Quote all of the entries word for word.
= = =
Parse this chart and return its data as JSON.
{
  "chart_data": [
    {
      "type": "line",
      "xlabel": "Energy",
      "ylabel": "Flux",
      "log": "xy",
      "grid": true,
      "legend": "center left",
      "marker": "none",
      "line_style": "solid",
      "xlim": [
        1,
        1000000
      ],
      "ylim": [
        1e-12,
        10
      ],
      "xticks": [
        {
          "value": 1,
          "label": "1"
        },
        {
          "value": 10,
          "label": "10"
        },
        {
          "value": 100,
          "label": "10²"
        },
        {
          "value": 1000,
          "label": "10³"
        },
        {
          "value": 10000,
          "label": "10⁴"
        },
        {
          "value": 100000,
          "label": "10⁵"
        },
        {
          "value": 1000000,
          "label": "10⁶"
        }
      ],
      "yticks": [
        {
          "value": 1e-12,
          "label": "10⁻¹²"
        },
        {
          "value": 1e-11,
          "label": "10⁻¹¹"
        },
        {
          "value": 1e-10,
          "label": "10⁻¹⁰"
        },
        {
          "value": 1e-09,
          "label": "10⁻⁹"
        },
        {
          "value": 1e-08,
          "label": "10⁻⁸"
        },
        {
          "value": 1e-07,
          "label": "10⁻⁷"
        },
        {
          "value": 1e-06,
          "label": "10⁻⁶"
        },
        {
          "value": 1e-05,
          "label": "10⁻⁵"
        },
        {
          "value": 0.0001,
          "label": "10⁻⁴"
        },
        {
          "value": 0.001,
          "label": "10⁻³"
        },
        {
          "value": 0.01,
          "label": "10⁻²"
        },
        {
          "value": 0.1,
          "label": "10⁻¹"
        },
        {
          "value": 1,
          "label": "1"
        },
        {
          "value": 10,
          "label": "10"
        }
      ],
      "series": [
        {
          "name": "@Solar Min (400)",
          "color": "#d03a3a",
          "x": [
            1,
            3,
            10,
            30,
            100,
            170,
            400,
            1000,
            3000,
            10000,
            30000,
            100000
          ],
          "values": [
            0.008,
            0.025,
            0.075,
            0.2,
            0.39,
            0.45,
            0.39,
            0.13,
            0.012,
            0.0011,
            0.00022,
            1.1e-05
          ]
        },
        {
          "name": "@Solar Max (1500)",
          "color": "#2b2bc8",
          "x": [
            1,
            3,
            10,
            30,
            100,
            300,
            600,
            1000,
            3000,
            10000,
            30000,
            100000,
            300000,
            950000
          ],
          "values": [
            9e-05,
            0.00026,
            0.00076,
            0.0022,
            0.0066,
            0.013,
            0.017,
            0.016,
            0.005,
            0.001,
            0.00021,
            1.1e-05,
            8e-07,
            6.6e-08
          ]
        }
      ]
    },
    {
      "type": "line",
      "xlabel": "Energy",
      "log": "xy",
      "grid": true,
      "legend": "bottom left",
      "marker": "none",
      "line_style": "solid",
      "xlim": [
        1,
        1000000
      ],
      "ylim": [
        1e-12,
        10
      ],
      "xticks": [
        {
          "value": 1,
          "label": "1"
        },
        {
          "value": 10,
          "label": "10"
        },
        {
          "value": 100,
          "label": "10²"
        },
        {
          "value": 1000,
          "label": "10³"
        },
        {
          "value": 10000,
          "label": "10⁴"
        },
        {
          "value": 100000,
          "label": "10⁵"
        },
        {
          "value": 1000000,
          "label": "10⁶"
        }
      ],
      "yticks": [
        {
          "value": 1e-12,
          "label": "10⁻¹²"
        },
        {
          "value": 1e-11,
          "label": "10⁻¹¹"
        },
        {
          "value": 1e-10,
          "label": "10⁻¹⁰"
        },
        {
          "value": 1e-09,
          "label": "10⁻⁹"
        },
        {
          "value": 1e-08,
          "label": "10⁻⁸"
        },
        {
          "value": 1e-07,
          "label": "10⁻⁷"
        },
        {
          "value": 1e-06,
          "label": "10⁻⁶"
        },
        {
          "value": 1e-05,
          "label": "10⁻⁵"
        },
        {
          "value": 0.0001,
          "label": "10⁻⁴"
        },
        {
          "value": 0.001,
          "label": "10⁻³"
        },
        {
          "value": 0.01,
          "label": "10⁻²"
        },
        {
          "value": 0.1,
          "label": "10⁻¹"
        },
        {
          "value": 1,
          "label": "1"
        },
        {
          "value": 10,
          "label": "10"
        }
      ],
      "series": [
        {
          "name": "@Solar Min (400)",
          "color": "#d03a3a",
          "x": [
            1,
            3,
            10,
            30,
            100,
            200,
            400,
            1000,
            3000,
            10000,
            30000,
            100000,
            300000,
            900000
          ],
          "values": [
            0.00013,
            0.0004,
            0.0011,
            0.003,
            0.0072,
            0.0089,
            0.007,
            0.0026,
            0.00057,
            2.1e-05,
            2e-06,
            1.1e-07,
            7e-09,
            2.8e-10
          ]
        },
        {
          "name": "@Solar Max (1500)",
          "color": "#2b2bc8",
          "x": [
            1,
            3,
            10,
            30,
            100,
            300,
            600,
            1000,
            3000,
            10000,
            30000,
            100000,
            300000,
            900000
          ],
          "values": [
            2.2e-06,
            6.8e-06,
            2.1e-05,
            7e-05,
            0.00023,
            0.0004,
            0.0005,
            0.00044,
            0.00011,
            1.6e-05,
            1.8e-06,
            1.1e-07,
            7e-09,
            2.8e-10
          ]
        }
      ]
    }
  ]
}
= = =
_Reply to the task_:
Parse this chart and return its data as JSON.
{
  "chart_data": [
    {
      "type": "line",
      "xlabel": "Energy",
      "ylabel": "Flux",
      "log": "xy",
      "grid": true,
      "legend": "center left",
      "marker": "none",
      "line_style": "solid",
      "xlim": [
        1,
        1000000
      ],
      "ylim": [
        1e-12,
        10
      ],
      "xticks": [
        {
          "value": 1,
          "label": "1"
        },
        {
          "value": 10,
          "label": "10"
        },
        {
          "value": 100,
          "label": "10²"
        },
        {
          "value": 1000,
          "label": "10³"
        },
        {
          "value": 10000,
          "label": "10⁴"
        },
        {
          "value": 100000,
          "label": "10⁵"
        },
        {
          "value": 1000000,
          "label": "10⁶"
        }
      ],
      "yticks": [
        {
          "value": 1e-12,
          "label": "10⁻¹²"
        },
        {
          "value": 1e-11,
          "label": "10⁻¹¹"
        },
        {
          "value": 1e-10,
          "label": "10⁻¹⁰"
        },
        {
          "value": 1e-09,
          "label": "10⁻⁹"
        },
        {
          "value": 1e-08,
          "label": "10⁻⁸"
        },
        {
          "value": 1e-07,
          "label": "10⁻⁷"
        },
        {
          "value": 1e-06,
          "label": "10⁻⁶"
        },
        {
          "value": 1e-05,
          "label": "10⁻⁵"
        },
        {
          "value": 0.0001,
          "label": "10⁻⁴"
        },
        {
          "value": 0.001,
          "label": "10⁻³"
        },
        {
          "value": 0.01,
          "label": "10⁻²"
        },
        {
          "value": 0.1,
          "label": "10⁻¹"
        },
        {
          "value": 1,
          "label": "1"
        },
        {
          "value": 10,
          "label": "10"
        }
      ],
      "series": [
        {
          "name": "@Solar Min (400)",
          "color": "#d03a3a",
          "x": [
            1,
            3,
            10,
            30,
            100,
            170,
            400,
            1000,
            3000,
            10000,
            30000,
            100000
          ],
          "values": [
            0.008,
            0.025,
            0.075,
            0.2,
            0.39,
            0.45,
            0.39,
            0.13,
            0.012,
            0.0011,
            0.00022,
            1.1e-05
          ]
        },
        {
          "name": "@Solar Max (1500)",
          "color": "#2b2bc8",
          "x": [
            1,
            3,
            10,
            30,
            100,
            300,
            600,
            1000,
            3000,
            10000,
            30000,
            100000,
            300000,
            950000
          ],
          "values": [
            9e-05,
            0.00026,
            0.00076,
            0.0022,
            0.0066,
            0.013,
            0.017,
            0.016,
            0.005,
            0.001,
            0.00021,
            1.1e-05,
            8e-07,
            6.6e-08
          ]
        }
      ]
    },
    {
      "type": "line",
      "xlabel": "Energy",
      "log": "xy",
      "grid": true,
      "legend": "bottom left",
      "marker": "none",
      "line_style": "solid",
      "xlim": [
        1,
        1000000
      ],
      "ylim": [
        1e-12,
        10
      ],
      "xticks": [
        {
          "value": 1,
          "label": "1"
        },
        {
          "value": 10,
          "label": "10"
        },
        {
          "value": 100,
          "label": "10²"
        },
        {
          "value": 1000,
          "label": "10³"
        },
        {
          "value": 10000,
          "label": "10⁴"
        },
        {
          "value": 100000,
          "label": "10⁵"
        },
        {
          "value": 1000000,
          "label": "10⁶"
        }
      ],
      "yticks": [
        {
          "value": 1e-12,
          "label": "10⁻¹²"
        },
        {
          "value": 1e-11,
          "label": "10⁻¹¹"
        },
        {
          "value": 1e-10,
          "label": "10⁻¹⁰"
        },
        {
          "value": 1e-09,
          "label": "10⁻⁹"
        },
        {
          "value": 1e-08,
          "label": "10⁻⁸"
        },
        {
          "value": 1e-07,
          "label": "10⁻⁷"
        },
        {
          "value": 1e-06,
          "label": "10⁻⁶"
        },
        {
          "value": 1e-05,
          "label": "10⁻⁵"
        },
        {
          "value": 0.0001,
          "label": "10⁻⁴"
        },
        {
          "value": 0.001,
          "label": "10⁻³"
        },
        {
          "value": 0.01,
          "label": "10⁻²"
        },
        {
          "value": 0.1,
          "label": "10⁻¹"
        },
        {
          "value": 1,
          "label": "1"
        },
        {
          "value": 10,
          "label": "10"
        }
      ],
      "series": [
        {
          "name": "@Solar Min (400)",
          "color": "#d03a3a",
          "x": [
            1,
            3,
            10,
            30,
            100,
            200,
            400,
            1000,
            3000,
            10000,
            30000,
            100000,
            300000,
            900000
          ],
          "values": [
            0.00013,
            0.0004,
            0.0011,
            0.003,
            0.0072,
            0.0089,
            0.007,
            0.0026,
            0.00057,
            2.1e-05,
            2e-06,
            1.1e-07,
            7e-09,
            2.8e-10
          ]
        },
        {
          "name": "@Solar Max (1500)",
          "color": "#2b2bc8",
          "x": [
            1,
            3,
            10,
            30,
            100,
            300,
            600,
            1000,
            3000,
            10000,
            30000,
            100000,
            300000,
            900000
          ],
          "values": [
            2.2e-06,
            6.8e-06,
            2.1e-05,
            7e-05,
            0.00023,
            0.0004,
            0.0005,
            0.00044,
            0.00011,
            1.6e-05,
            1.8e-06,
            1.1e-07,
            7e-09,
            2.8e-10
          ]
        }
      ]
    }
  ]
}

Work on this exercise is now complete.